EXERCISE DESCRIPTION - Quote the entries in full, character for character, without their images.

RECORDS PROVIDED -

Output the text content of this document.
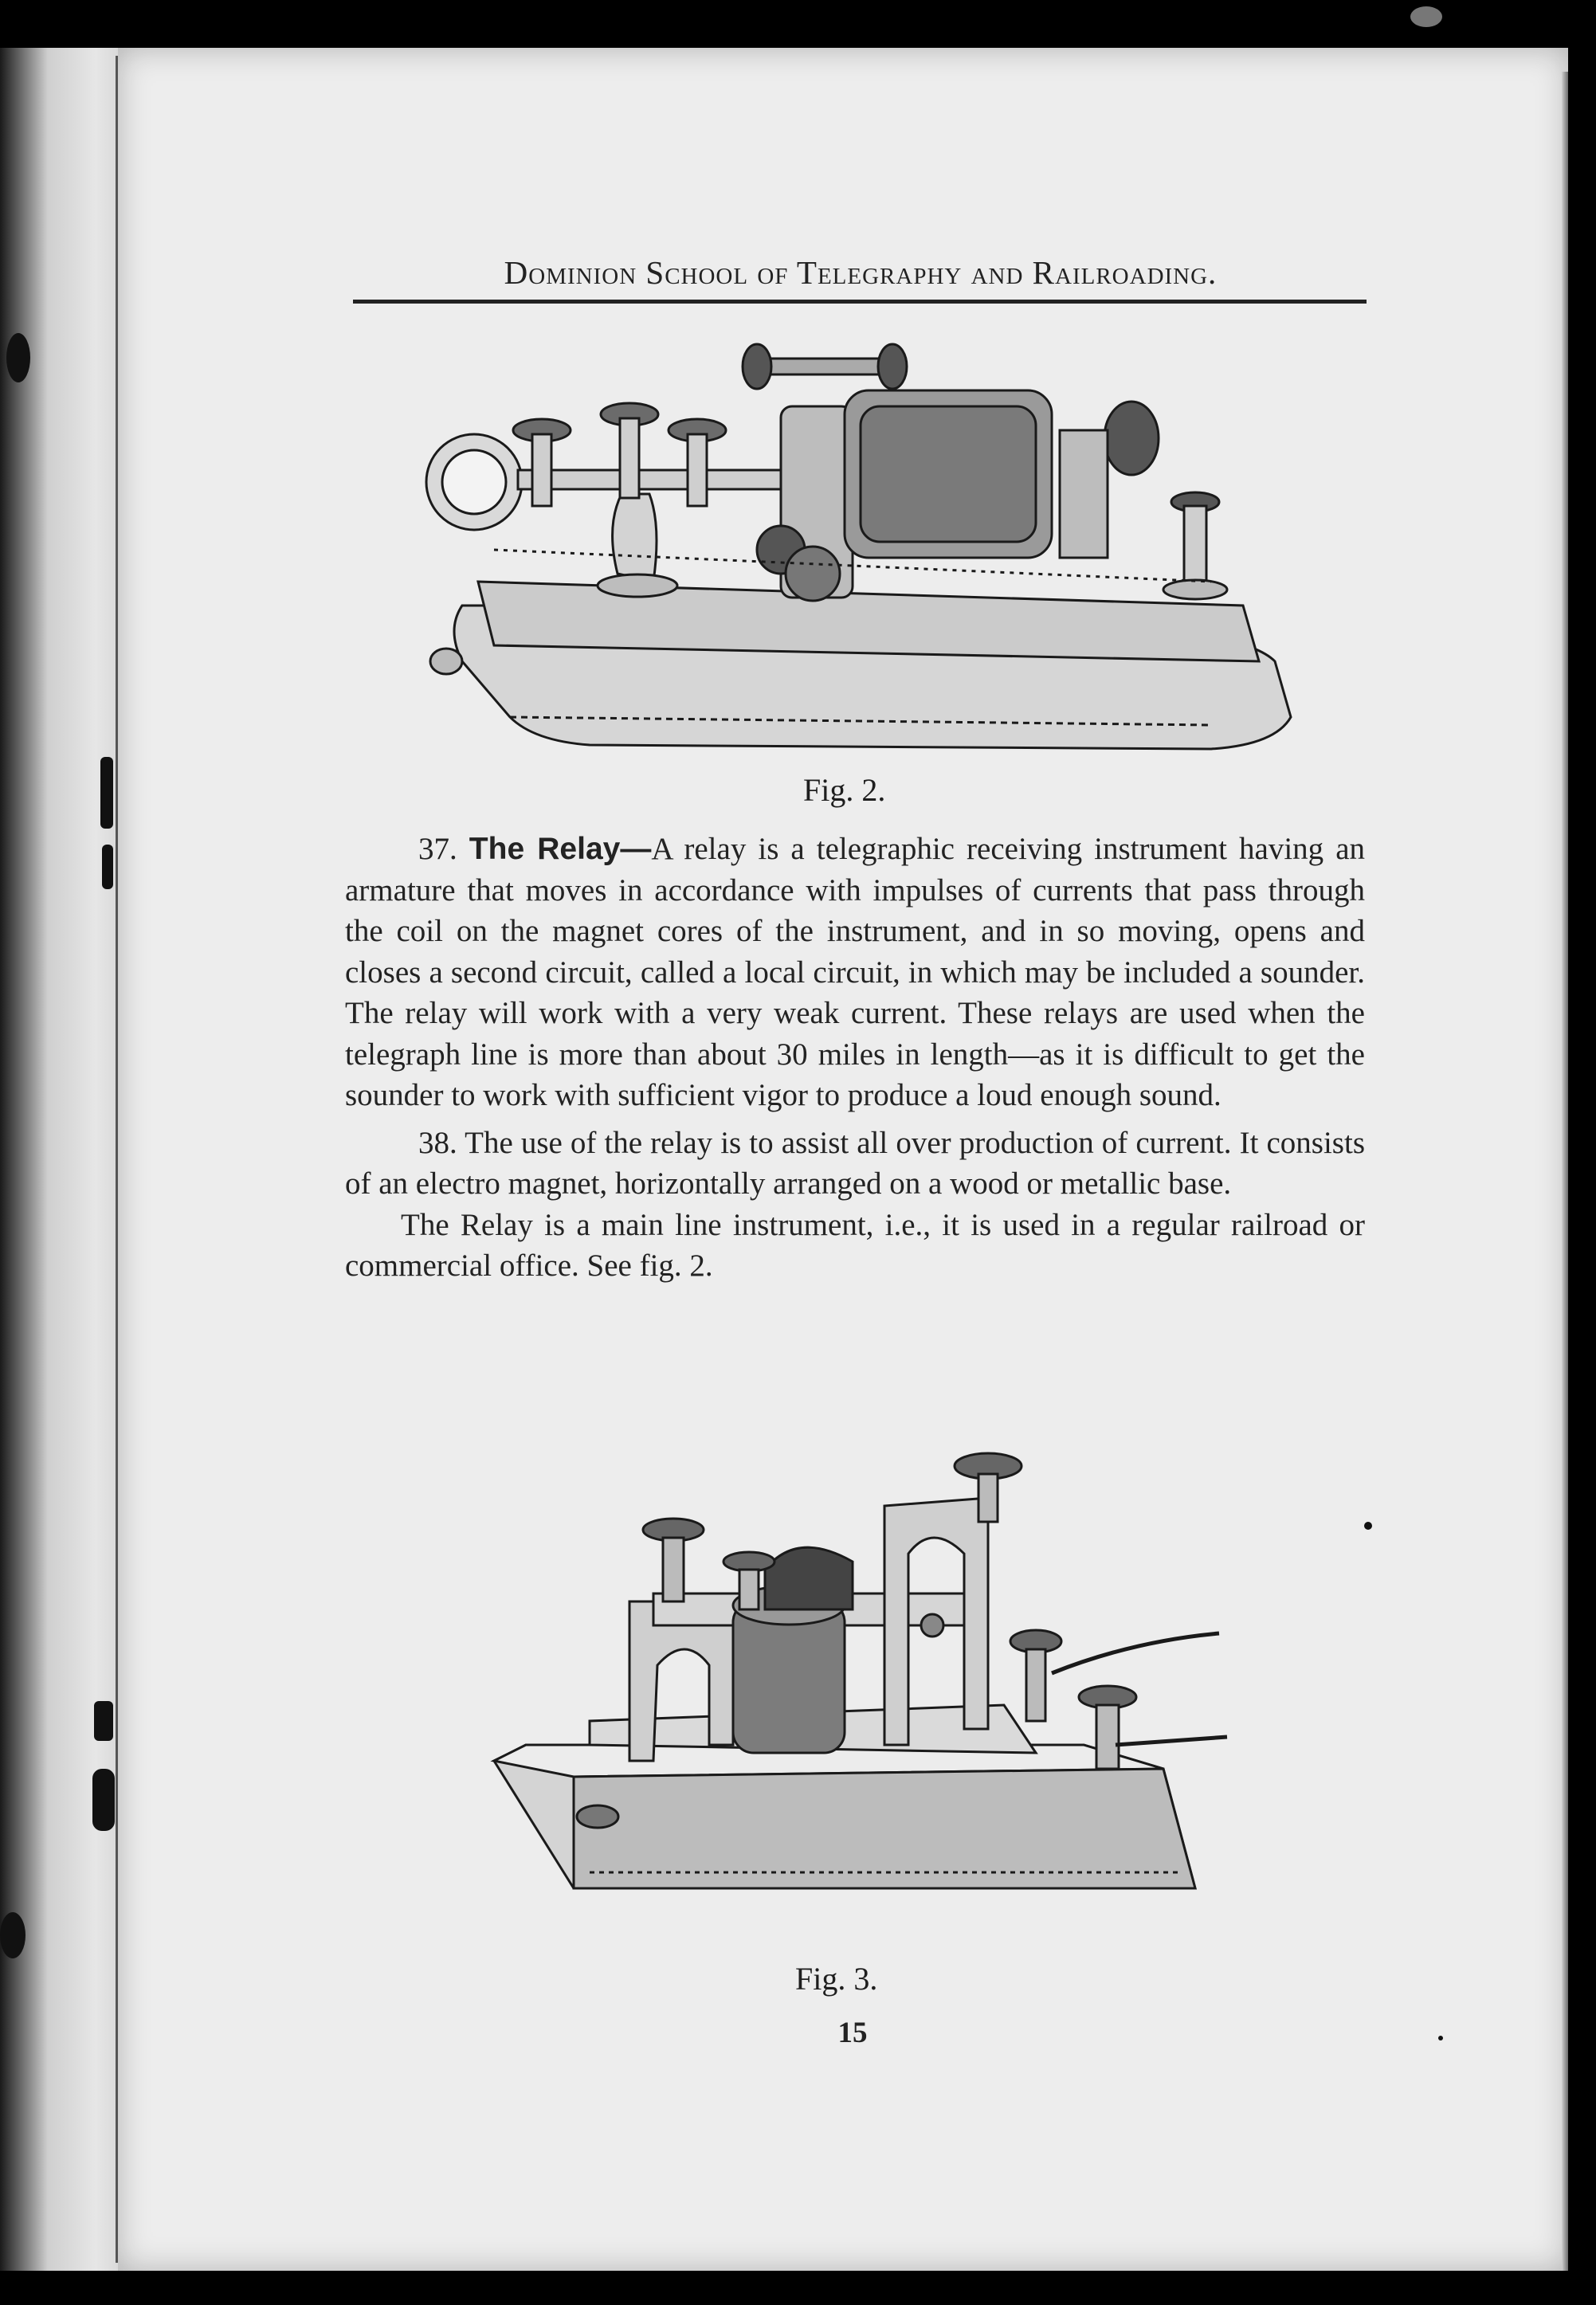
Dominion School of Telegraphy and Railroading.
Fig. 2.

37. The Relay—A relay is a telegraphic receiving instrument having an armature that moves in accordance with impulses of currents that pass through the coil on the magnet cores of the instrument, and in so moving, opens and closes a second circuit, called a local circuit, in which may be included a sounder. The relay will work with a very weak current. These relays are used when the telegraph line is more than about 30 miles in length—as it is difficult to get the sounder to work with sufficient vigor to produce a loud enough sound.

38. The use of the relay is to assist all over production of current. It consists of an electro magnet, horizontally arranged on a wood or metallic base.

The Relay is a main line instrument, i.e., it is used in a regular railroad or commercial office. See fig. 2.

Fig. 3.
15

OUTPUT BELOW -
Output the text content of this document.
Dominion School of Telegraphy and Railroading.
Fig. 2.

37. The Relay—A relay is a telegraphic receiving instrument having an armature that moves in accordance with impulses of currents that pass through the coil on the magnet cores of the instrument, and in so moving, opens and closes a second circuit, called a local circuit, in which may be included a sounder. The relay will work with a very weak current. These relays are used when the telegraph line is more than about 30 miles in length—as it is difficult to get the sounder to work with sufficient vigor to produce a loud enough sound.

38. The use of the relay is to assist all over production of current. It consists of an electro magnet, horizontally arranged on a wood or metallic base.

The Relay is a main line instrument, i.e., it is used in a regular railroad or commercial office. See fig. 2.

Fig. 3.
15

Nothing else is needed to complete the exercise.